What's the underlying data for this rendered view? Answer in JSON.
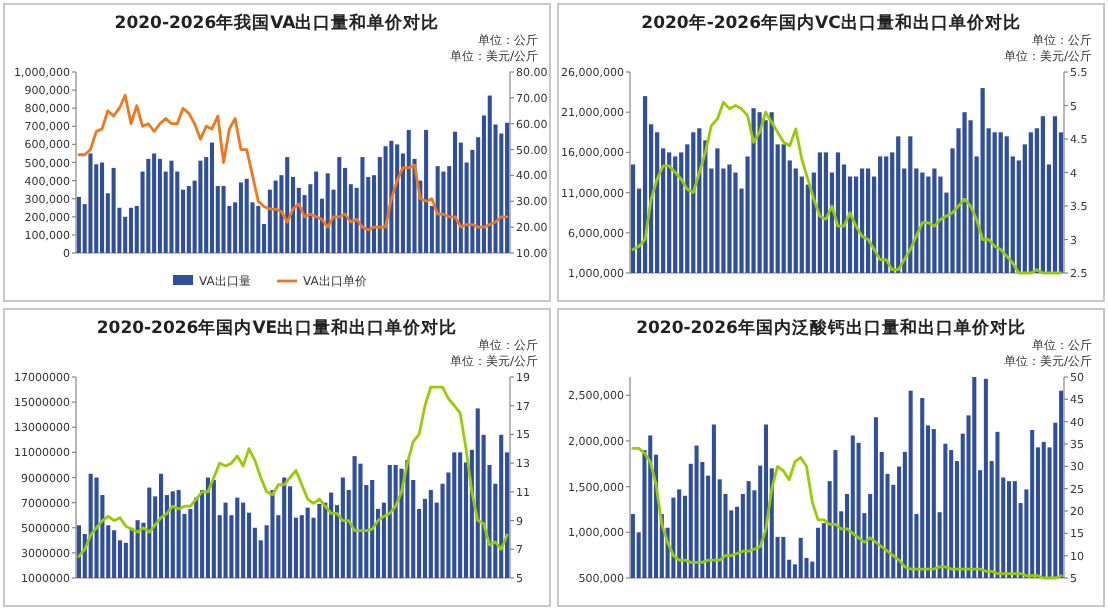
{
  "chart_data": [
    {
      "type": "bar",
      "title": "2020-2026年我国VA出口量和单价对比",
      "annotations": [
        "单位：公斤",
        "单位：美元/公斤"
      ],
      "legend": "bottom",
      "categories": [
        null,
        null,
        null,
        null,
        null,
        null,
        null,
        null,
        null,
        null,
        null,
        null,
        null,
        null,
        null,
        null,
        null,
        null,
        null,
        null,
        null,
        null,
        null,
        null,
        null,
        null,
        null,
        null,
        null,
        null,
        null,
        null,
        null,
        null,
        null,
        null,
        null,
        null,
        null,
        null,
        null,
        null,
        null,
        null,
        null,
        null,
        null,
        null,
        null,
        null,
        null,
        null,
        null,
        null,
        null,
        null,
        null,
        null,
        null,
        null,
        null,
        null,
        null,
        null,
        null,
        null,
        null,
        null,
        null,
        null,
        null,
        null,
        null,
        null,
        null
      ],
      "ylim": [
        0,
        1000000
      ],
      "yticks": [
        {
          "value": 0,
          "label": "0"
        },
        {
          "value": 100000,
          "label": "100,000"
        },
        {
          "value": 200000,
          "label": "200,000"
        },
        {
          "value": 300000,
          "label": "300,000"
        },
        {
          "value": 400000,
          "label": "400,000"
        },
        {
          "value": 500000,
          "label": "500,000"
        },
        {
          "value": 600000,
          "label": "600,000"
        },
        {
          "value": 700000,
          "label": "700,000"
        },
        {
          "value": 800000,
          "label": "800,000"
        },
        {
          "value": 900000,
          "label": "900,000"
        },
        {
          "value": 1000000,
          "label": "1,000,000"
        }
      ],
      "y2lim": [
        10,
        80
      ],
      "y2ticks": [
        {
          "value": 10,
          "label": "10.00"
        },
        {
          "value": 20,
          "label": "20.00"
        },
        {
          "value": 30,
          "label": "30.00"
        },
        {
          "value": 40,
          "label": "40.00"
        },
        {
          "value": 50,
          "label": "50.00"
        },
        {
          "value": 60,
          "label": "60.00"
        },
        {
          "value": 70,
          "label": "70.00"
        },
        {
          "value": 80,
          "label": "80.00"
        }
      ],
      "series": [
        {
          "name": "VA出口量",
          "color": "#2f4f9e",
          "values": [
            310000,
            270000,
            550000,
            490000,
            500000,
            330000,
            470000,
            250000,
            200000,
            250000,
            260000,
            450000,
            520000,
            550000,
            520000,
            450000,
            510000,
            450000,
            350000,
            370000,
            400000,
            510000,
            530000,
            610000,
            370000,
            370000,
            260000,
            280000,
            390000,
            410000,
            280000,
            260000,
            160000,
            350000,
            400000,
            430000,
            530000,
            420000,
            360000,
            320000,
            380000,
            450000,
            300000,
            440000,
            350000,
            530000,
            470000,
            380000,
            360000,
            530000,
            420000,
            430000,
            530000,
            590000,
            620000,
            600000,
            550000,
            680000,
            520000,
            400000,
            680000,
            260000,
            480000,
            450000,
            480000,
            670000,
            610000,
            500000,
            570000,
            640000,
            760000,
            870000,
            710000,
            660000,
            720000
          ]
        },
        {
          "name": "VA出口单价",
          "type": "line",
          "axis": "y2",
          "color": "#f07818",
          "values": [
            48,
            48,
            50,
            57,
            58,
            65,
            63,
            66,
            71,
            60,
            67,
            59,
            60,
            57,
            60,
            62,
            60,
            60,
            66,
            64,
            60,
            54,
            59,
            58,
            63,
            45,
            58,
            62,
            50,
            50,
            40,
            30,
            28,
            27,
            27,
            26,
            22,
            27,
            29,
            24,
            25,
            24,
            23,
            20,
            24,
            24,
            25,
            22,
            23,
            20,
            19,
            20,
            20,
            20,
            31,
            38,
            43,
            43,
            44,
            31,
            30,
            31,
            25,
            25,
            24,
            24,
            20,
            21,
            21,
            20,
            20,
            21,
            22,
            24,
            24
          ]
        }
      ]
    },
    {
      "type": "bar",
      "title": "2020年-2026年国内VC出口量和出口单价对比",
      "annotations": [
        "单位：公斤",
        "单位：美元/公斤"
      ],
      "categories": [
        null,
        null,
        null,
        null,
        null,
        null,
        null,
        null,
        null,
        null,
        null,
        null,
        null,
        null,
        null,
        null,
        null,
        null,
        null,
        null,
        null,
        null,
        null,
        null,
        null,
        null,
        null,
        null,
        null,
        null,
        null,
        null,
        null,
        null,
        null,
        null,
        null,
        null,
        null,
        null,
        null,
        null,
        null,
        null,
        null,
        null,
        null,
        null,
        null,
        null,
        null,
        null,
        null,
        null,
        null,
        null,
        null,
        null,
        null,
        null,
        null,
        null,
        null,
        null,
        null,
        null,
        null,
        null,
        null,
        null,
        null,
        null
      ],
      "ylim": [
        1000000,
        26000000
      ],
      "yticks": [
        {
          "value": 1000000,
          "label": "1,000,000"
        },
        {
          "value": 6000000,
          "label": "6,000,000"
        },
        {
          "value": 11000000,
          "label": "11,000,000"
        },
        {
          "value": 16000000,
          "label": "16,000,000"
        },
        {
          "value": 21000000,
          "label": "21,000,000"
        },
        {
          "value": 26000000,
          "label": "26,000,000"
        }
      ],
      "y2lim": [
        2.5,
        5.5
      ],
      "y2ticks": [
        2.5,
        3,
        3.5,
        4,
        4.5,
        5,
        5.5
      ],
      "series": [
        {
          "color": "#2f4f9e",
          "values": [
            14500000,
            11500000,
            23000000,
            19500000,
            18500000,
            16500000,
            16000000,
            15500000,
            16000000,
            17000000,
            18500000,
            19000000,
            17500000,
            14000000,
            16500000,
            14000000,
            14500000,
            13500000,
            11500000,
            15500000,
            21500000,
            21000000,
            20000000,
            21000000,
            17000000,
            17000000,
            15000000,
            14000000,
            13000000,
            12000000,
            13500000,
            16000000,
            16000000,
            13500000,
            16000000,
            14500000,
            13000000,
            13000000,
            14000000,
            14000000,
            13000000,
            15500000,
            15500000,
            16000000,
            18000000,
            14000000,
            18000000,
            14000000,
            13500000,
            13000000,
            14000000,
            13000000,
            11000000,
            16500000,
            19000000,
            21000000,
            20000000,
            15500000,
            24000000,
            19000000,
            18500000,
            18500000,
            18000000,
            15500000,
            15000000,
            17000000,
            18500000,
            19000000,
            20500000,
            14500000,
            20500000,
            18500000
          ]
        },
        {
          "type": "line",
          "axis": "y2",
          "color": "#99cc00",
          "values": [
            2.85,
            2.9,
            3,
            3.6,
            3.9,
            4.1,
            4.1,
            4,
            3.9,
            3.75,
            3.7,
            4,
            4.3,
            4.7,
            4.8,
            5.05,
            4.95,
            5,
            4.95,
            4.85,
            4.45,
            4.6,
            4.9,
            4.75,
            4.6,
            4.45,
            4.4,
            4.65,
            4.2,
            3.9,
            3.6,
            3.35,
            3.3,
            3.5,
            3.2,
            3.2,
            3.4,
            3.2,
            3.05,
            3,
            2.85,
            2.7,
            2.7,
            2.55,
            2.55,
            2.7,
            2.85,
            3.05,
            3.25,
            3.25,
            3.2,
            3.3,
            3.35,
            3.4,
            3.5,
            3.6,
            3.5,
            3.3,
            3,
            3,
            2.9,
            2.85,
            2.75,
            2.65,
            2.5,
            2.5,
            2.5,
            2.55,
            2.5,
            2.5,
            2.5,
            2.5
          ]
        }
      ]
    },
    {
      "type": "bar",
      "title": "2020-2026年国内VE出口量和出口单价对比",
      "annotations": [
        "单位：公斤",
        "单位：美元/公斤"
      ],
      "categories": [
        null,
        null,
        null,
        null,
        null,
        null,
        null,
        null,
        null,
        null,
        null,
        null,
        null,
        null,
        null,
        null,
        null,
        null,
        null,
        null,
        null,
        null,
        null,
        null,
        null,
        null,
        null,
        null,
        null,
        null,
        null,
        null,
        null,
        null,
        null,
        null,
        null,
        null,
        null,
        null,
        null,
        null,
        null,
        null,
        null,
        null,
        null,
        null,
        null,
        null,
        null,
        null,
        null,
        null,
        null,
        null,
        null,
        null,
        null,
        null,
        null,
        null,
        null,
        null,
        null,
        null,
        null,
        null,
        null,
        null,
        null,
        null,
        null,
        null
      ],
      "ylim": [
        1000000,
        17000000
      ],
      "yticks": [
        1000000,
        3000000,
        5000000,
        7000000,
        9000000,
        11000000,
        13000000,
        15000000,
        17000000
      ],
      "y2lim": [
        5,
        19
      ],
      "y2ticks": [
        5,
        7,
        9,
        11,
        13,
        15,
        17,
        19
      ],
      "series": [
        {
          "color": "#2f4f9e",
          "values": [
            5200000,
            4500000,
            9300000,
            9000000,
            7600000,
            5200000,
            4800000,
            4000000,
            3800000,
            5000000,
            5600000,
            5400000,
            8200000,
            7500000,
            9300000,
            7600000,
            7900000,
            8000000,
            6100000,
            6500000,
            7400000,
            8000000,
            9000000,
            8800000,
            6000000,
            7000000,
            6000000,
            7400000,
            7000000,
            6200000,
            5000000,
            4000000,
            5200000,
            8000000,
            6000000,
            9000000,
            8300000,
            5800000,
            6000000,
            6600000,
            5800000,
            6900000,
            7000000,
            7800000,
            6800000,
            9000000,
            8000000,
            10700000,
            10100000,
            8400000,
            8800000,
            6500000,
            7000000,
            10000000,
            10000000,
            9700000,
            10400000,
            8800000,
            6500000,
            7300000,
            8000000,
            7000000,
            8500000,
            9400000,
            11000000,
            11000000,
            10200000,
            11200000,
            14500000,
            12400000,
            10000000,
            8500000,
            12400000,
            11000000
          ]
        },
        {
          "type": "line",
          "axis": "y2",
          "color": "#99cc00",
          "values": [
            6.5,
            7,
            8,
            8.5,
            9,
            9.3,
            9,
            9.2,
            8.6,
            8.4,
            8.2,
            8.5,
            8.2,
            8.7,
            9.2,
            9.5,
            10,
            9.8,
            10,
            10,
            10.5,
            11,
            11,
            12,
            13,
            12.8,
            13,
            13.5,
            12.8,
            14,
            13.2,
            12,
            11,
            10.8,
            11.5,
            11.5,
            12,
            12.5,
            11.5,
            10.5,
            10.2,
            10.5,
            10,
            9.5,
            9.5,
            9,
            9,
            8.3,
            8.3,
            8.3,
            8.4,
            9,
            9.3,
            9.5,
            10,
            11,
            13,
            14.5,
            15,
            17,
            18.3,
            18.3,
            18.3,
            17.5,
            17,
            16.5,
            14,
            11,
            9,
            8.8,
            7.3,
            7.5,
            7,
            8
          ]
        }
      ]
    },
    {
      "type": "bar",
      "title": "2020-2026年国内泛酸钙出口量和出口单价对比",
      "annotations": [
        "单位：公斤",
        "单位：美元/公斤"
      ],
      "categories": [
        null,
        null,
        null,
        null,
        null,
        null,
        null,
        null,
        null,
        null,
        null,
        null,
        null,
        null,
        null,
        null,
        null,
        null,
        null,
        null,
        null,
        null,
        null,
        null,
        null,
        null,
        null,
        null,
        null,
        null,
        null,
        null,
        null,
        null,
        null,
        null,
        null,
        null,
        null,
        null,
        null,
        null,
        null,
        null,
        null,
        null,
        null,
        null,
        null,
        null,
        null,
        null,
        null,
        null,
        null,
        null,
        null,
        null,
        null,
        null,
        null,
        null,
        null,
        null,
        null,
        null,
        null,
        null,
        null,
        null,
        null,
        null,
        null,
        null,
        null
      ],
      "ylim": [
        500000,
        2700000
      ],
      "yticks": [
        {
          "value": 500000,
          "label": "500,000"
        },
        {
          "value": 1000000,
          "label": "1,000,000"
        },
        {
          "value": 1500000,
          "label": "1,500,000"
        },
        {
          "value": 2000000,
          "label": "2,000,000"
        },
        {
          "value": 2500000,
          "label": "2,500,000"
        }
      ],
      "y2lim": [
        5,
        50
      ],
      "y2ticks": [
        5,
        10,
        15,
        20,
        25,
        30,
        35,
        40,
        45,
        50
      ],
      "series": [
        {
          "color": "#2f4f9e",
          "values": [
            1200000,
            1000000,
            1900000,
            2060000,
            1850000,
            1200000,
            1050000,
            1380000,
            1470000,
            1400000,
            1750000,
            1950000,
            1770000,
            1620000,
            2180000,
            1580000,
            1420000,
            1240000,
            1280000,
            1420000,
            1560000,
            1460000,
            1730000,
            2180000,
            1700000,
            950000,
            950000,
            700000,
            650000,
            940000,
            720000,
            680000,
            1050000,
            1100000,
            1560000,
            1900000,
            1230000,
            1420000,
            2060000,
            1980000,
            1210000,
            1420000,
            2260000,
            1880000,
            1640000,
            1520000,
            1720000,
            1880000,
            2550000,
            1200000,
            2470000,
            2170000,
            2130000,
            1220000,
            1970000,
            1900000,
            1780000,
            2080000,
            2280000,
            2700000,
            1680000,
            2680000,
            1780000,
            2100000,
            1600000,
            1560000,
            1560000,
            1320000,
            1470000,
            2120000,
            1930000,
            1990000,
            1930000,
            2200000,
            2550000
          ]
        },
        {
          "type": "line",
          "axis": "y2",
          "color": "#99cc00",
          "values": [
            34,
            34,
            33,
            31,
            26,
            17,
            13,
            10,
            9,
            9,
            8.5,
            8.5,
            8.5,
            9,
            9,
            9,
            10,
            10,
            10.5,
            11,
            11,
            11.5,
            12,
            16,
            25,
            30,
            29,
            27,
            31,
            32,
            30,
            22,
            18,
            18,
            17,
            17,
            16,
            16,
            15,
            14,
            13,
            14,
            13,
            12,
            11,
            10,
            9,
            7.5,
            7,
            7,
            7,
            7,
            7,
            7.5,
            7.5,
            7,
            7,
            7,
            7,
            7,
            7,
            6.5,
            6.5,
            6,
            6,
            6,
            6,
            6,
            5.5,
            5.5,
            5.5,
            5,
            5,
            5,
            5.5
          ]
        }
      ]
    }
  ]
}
-=-=-=-=-
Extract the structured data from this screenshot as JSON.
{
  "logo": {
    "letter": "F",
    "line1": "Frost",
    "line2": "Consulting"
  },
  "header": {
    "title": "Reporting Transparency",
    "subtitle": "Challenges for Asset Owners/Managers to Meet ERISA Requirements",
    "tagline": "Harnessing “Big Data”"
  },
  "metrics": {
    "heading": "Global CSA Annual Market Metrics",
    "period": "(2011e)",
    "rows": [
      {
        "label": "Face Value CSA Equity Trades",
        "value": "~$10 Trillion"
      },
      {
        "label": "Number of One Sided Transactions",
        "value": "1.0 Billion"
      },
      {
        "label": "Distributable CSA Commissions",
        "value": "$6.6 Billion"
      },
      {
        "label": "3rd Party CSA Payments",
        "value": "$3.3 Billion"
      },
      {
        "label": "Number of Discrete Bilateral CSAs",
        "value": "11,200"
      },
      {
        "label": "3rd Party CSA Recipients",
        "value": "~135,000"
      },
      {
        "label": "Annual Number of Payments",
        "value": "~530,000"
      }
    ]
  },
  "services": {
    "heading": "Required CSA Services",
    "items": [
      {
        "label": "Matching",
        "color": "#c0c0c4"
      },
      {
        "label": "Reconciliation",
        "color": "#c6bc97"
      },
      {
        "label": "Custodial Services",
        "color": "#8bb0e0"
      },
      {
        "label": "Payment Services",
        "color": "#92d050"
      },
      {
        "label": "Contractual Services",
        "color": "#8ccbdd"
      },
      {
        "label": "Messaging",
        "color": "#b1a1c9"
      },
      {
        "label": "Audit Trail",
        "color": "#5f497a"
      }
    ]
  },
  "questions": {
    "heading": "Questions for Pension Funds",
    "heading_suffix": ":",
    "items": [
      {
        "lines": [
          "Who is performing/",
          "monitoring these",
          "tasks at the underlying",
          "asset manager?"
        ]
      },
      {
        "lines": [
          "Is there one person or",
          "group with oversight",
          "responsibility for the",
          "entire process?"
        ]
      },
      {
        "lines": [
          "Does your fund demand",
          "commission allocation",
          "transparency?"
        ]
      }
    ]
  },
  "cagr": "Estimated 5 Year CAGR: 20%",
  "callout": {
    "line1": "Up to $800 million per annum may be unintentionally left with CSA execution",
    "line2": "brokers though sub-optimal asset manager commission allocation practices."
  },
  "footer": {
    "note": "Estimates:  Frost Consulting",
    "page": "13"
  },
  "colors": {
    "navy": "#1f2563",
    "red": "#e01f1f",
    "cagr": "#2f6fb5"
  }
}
-=-=-=-=-
== Problem details ==
Every line above that contains the word "with" should be reported.

== Solved problem ==
          "group with oversight",
    "line1": "Up to $800 million per annum may be unintentionally left with CSA execution",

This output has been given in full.